Collected data entries:
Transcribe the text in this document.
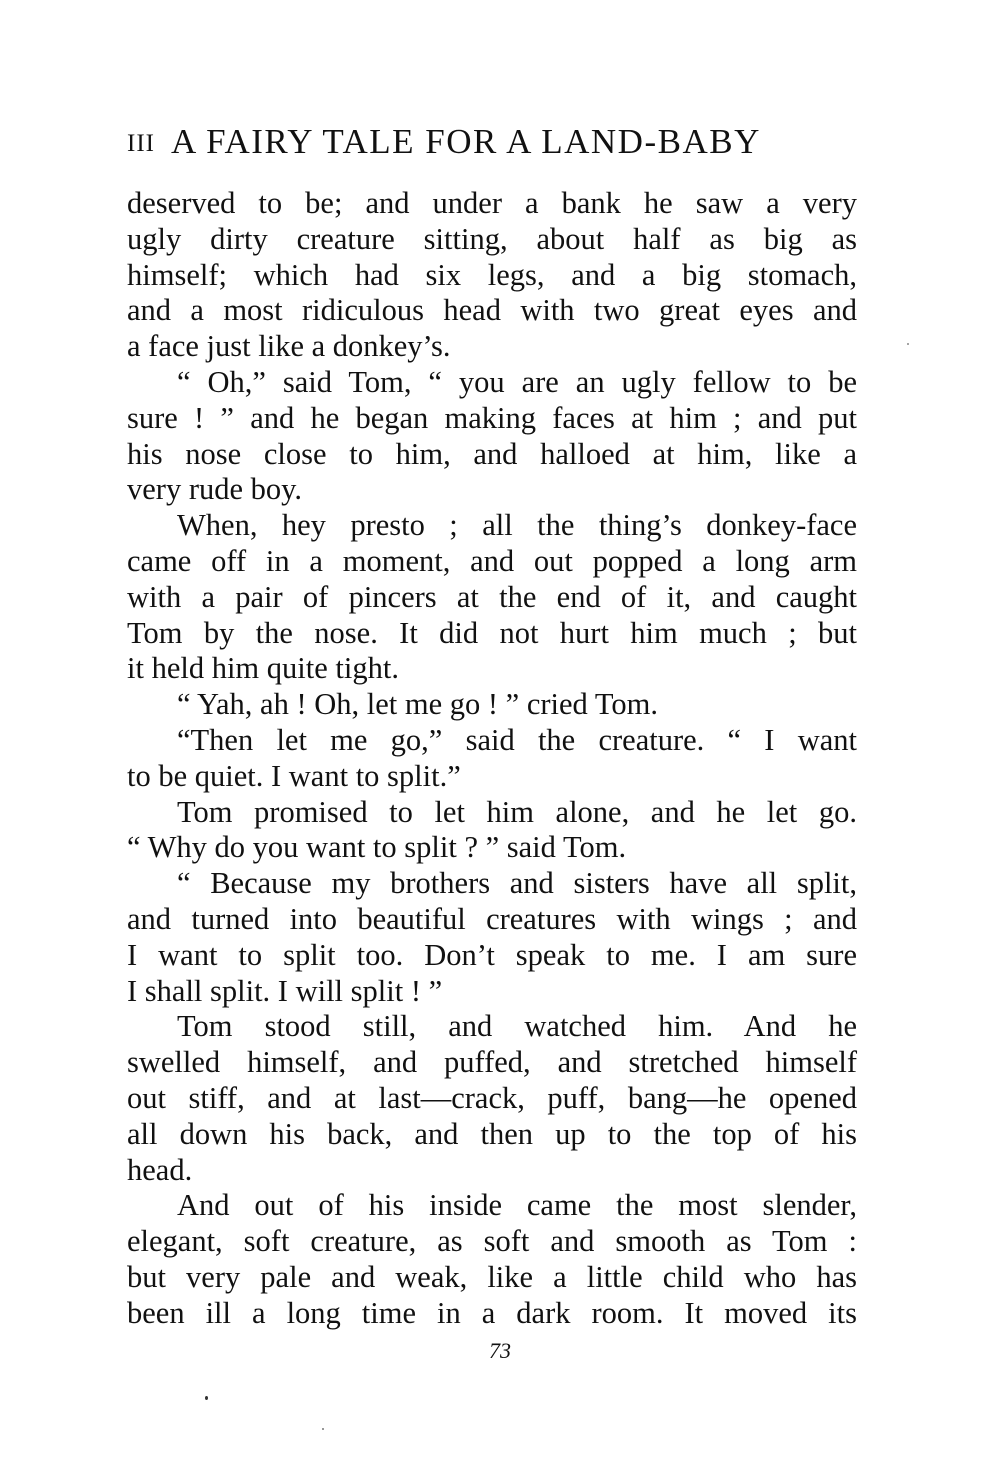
III A FAIRY TALE FOR A LAND-BABY
deserved to be; and under a bank he saw a very
ugly dirty creature sitting, about half as big as
himself; which had six legs, and a big stomach,
and a most ridiculous head with two great eyes and
a face just like a donkey’s.
“ Oh,” said Tom, “ you are an ugly fellow to be
sure ! ” and he began making faces at him ; and put
his nose close to him, and halloed at him, like a
very rude boy.
When, hey presto ; all the thing’s donkey-face
came off in a moment, and out popped a long arm
with a pair of pincers at the end of it, and caught
Tom by the nose. It did not hurt him much ; but
it held him quite tight.
“ Yah, ah ! Oh, let me go ! ” cried Tom.
“Then let me go,” said the creature. “ I want
to be quiet. I want to split.”
Tom promised to let him alone, and he let go.
“ Why do you want to split ? ” said Tom.
“ Because my brothers and sisters have all split,
and turned into beautiful creatures with wings ; and
I want to split too. Don’t speak to me. I am sure
I shall split. I will split ! ”
Tom stood still, and watched him. And he
swelled himself, and puffed, and stretched himself
out stiff, and at last—crack, puff, bang—he opened
all down his back, and then up to the top of his
head.
And out of his inside came the most slender,
elegant, soft creature, as soft and smooth as Tom :
but very pale and weak, like a little child who has
been ill a long time in a dark room. It moved its
73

### [Aim]
Copy the data character for character, but drop all pictures from the copy.

### [The solution]
Transcribe the text in this document.
III A FAIRY TALE FOR A LAND-BABY
deserved to be; and under a bank he saw a very
ugly dirty creature sitting, about half as big as
himself; which had six legs, and a big stomach,
and a most ridiculous head with two great eyes and
a face just like a donkey’s.
“ Oh,” said Tom, “ you are an ugly fellow to be
sure ! ” and he began making faces at him ; and put
his nose close to him, and halloed at him, like a
very rude boy.
When, hey presto ; all the thing’s donkey-face
came off in a moment, and out popped a long arm
with a pair of pincers at the end of it, and caught
Tom by the nose. It did not hurt him much ; but
it held him quite tight.
“ Yah, ah ! Oh, let me go ! ” cried Tom.
“Then let me go,” said the creature. “ I want
to be quiet. I want to split.”
Tom promised to let him alone, and he let go.
“ Why do you want to split ? ” said Tom.
“ Because my brothers and sisters have all split,
and turned into beautiful creatures with wings ; and
I want to split too. Don’t speak to me. I am sure
I shall split. I will split ! ”
Tom stood still, and watched him. And he
swelled himself, and puffed, and stretched himself
out stiff, and at last—crack, puff, bang—he opened
all down his back, and then up to the top of his
head.
And out of his inside came the most slender,
elegant, soft creature, as soft and smooth as Tom :
but very pale and weak, like a little child who has
been ill a long time in a dark room. It moved its
73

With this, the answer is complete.